> _What the task requires_: Keep the pictures out of the copy and repeat the records exactly.

> _Input_:
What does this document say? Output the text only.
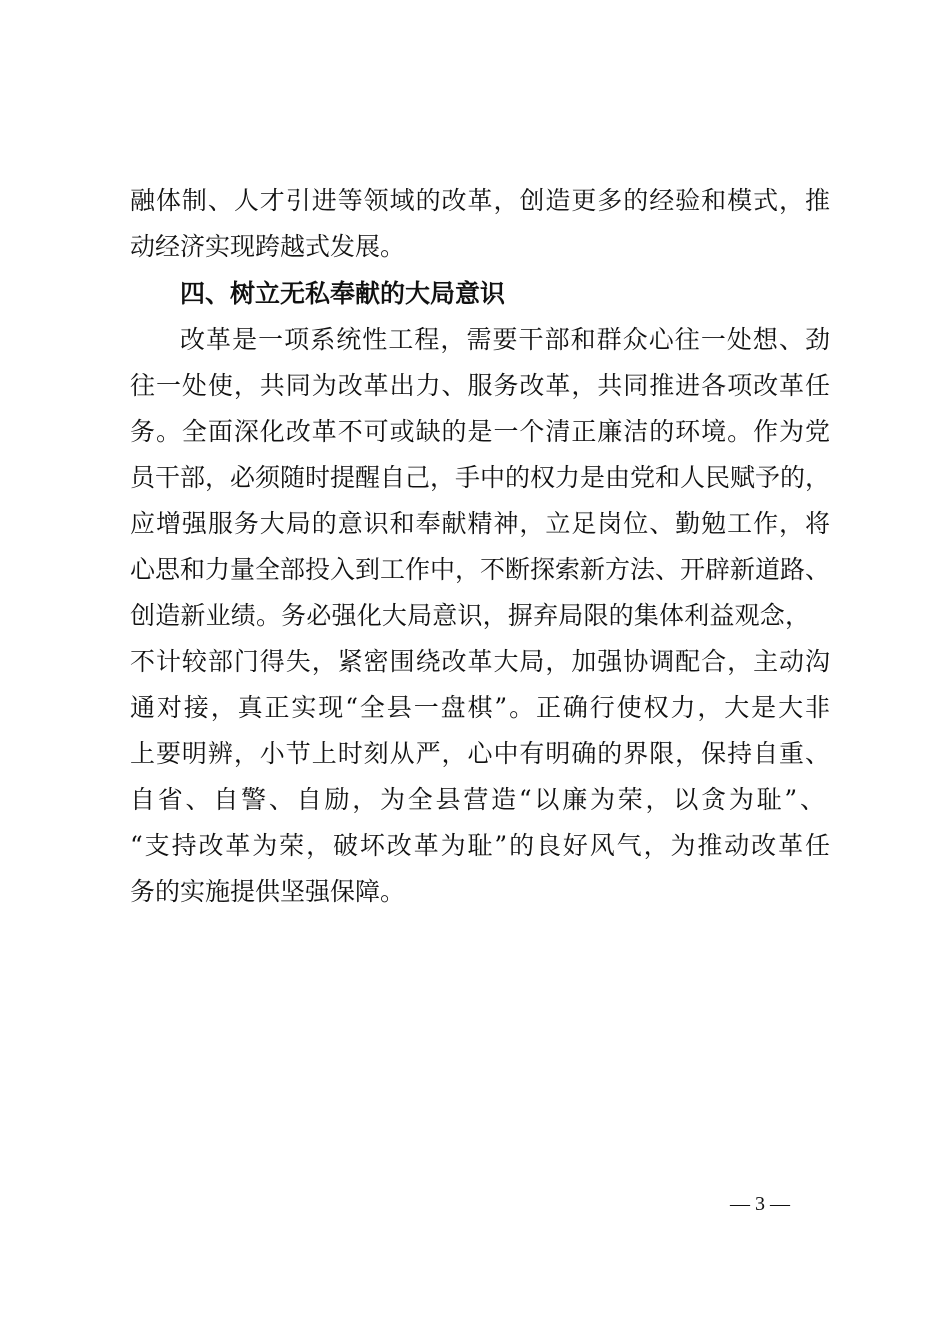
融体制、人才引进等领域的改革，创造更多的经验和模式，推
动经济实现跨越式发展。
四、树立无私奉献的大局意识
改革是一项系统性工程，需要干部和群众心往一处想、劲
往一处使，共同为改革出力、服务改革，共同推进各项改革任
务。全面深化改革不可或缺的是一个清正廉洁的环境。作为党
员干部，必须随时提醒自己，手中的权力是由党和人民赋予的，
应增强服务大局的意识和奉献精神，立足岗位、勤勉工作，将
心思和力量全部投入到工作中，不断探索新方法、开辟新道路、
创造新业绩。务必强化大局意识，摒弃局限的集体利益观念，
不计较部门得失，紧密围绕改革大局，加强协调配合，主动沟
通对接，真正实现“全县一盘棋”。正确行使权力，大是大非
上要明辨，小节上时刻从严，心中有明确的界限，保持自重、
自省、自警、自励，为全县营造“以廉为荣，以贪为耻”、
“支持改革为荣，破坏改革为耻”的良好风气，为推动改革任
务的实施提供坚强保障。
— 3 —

> _The output_:
What does this document say? Output the text only.
融体制、人才引进等领域的改革，创造更多的经验和模式，推
动经济实现跨越式发展。
四、树立无私奉献的大局意识
改革是一项系统性工程，需要干部和群众心往一处想、劲
往一处使，共同为改革出力、服务改革，共同推进各项改革任
务。全面深化改革不可或缺的是一个清正廉洁的环境。作为党
员干部，必须随时提醒自己，手中的权力是由党和人民赋予的，
应增强服务大局的意识和奉献精神，立足岗位、勤勉工作，将
心思和力量全部投入到工作中，不断探索新方法、开辟新道路、
创造新业绩。务必强化大局意识，摒弃局限的集体利益观念，
不计较部门得失，紧密围绕改革大局，加强协调配合，主动沟
通对接，真正实现“全县一盘棋”。正确行使权力，大是大非
上要明辨，小节上时刻从严，心中有明确的界限，保持自重、
自省、自警、自励，为全县营造“以廉为荣，以贪为耻”、
“支持改革为荣，破坏改革为耻”的良好风气，为推动改革任
务的实施提供坚强保障。
— 3 —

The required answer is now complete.